#### Aim
Return the entries below in their exact form, leaving the pictures out.

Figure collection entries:

▼▼▼

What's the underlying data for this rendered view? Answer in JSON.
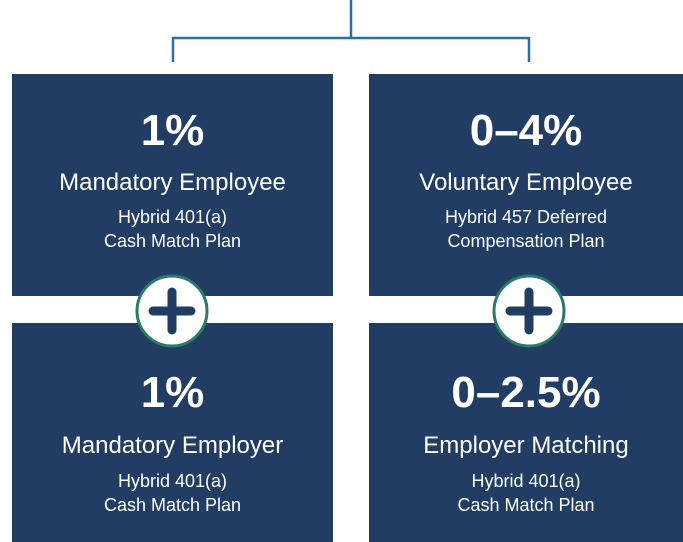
{
  "boxes": [
    {
      "value": "1%",
      "title": "Mandatory Employee",
      "lines": [
        "Hybrid 401(a)",
        "Cash Match Plan"
      ]
    },
    {
      "value": "0–4%",
      "title": "Voluntary Employee",
      "lines": [
        "Hybrid 457 Deferred",
        "Compensation Plan"
      ]
    },
    {
      "value": "1%",
      "title": "Mandatory Employer",
      "lines": [
        "Hybrid 401(a)",
        "Cash Match Plan"
      ]
    },
    {
      "value": "0–2.5%",
      "title": "Employer Matching",
      "lines": [
        "Hybrid 401(a)",
        "Cash Match Plan"
      ]
    }
  ]
}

▲▲▲

#### Result below
What's the underlying data for this rendered view? Answer in JSON.
{
  "boxes": [
    {
      "value": "1%",
      "title": "Mandatory Employee",
      "lines": [
        "Hybrid 401(a)",
        "Cash Match Plan"
      ]
    },
    {
      "value": "0–4%",
      "title": "Voluntary Employee",
      "lines": [
        "Hybrid 457 Deferred",
        "Compensation Plan"
      ]
    },
    {
      "value": "1%",
      "title": "Mandatory Employer",
      "lines": [
        "Hybrid 401(a)",
        "Cash Match Plan"
      ]
    },
    {
      "value": "0–2.5%",
      "title": "Employer Matching",
      "lines": [
        "Hybrid 401(a)",
        "Cash Match Plan"
      ]
    }
  ]
}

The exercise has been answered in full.